Dataset rows:
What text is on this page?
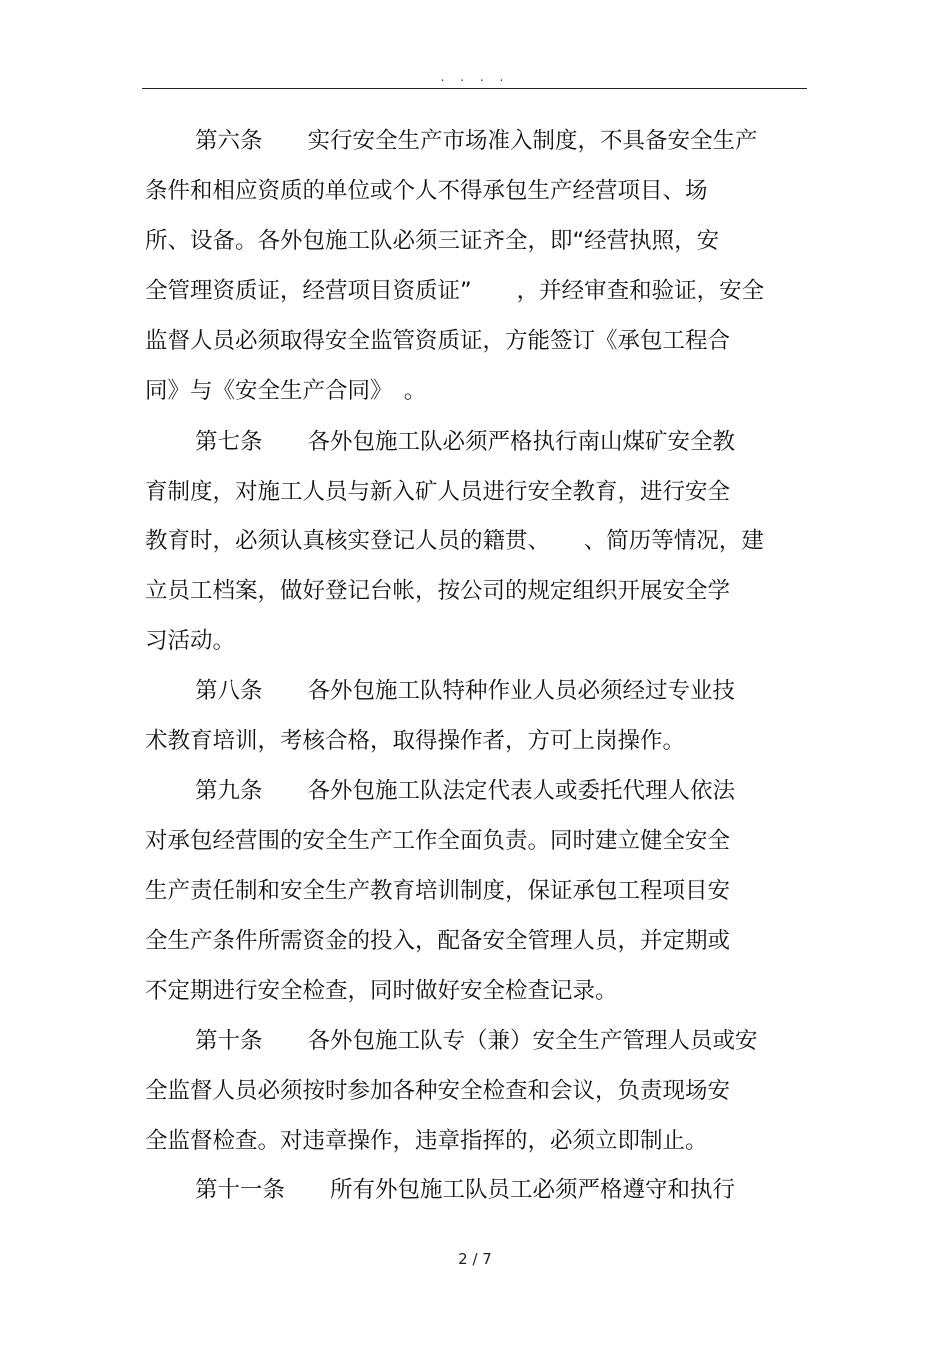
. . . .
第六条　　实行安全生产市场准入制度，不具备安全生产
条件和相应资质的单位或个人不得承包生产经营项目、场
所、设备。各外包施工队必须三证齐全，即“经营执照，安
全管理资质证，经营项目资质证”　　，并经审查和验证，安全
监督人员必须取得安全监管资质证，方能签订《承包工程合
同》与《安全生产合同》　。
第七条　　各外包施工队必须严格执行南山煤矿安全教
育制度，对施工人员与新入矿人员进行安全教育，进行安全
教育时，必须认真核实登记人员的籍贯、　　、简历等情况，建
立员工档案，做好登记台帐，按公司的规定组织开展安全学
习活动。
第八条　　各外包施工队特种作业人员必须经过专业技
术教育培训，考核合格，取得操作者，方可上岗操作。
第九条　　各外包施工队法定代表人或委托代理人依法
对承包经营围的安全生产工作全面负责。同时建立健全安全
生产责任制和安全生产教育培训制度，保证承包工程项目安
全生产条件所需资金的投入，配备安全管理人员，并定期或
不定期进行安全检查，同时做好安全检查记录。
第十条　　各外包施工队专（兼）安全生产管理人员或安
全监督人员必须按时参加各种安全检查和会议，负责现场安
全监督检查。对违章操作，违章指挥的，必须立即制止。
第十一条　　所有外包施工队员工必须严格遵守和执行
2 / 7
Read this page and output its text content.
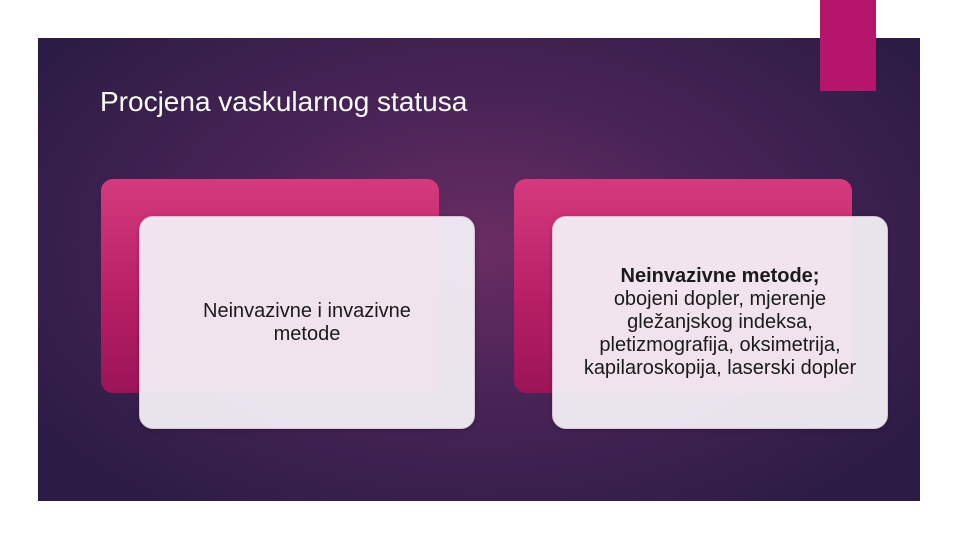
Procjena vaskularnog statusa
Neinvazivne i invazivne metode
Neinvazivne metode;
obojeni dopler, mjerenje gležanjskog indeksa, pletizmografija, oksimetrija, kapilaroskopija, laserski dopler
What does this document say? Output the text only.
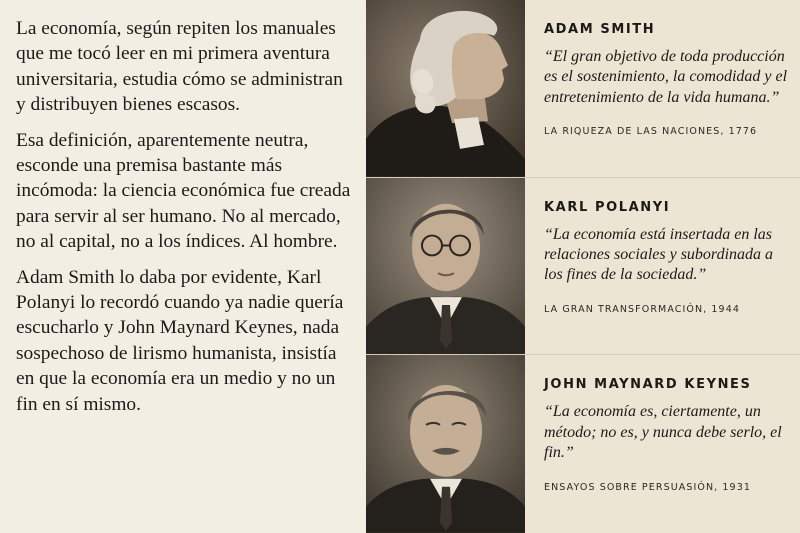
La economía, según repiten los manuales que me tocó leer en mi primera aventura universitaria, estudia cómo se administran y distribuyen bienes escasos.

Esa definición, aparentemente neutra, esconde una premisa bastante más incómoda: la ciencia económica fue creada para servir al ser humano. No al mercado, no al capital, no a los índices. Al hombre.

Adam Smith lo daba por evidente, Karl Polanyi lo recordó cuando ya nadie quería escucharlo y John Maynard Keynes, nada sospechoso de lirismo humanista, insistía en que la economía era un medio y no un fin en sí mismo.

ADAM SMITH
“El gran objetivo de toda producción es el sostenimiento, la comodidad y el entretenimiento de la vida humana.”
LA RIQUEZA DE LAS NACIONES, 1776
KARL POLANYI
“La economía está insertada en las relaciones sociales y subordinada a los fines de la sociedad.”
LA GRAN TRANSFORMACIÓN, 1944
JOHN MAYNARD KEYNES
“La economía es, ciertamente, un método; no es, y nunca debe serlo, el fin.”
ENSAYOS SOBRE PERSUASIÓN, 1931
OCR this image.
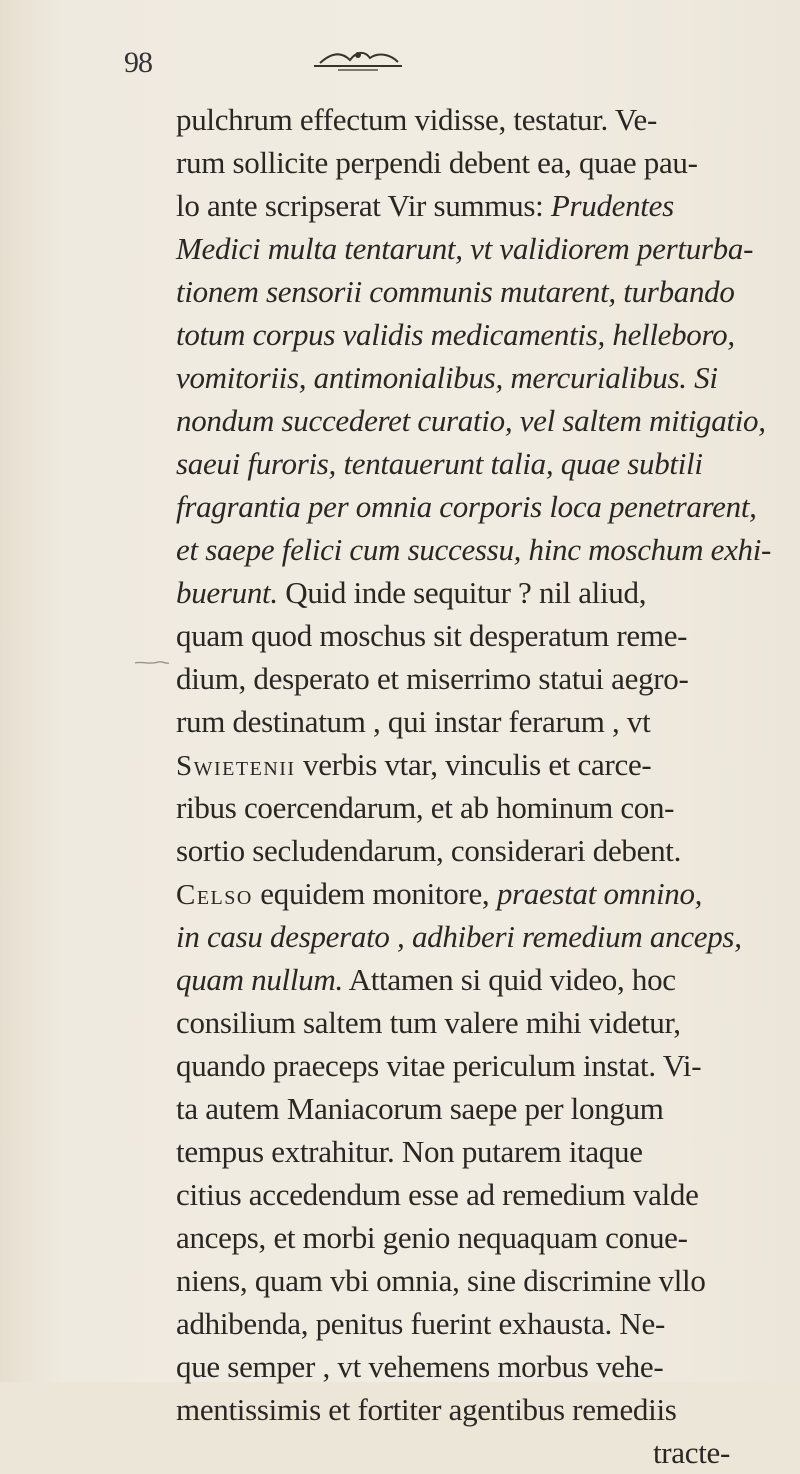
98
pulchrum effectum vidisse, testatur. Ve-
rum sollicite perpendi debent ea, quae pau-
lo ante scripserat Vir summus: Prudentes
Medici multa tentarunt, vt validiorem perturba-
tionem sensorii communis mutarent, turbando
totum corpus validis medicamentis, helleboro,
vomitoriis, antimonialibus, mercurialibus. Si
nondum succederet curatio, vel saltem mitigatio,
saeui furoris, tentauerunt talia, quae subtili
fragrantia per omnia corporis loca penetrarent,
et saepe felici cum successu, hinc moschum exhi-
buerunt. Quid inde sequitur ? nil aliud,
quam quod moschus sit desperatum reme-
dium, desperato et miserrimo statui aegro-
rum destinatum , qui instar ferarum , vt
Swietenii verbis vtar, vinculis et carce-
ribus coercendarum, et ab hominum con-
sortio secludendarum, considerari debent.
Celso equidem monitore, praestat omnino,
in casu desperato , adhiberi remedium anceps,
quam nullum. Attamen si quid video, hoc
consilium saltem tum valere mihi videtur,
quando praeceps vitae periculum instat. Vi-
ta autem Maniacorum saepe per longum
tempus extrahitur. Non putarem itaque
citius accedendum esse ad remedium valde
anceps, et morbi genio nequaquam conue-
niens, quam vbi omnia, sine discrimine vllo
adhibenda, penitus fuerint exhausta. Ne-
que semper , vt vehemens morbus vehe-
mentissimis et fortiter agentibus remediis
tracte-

#### DIRECTIONS FOR THIS TASK:
Gather, from the listing above, every line carrying the word "anceps".

#### EXERCISE RESULT:
in casu desperato , adhiberi remedium anceps,
anceps, et morbi genio nequaquam conue-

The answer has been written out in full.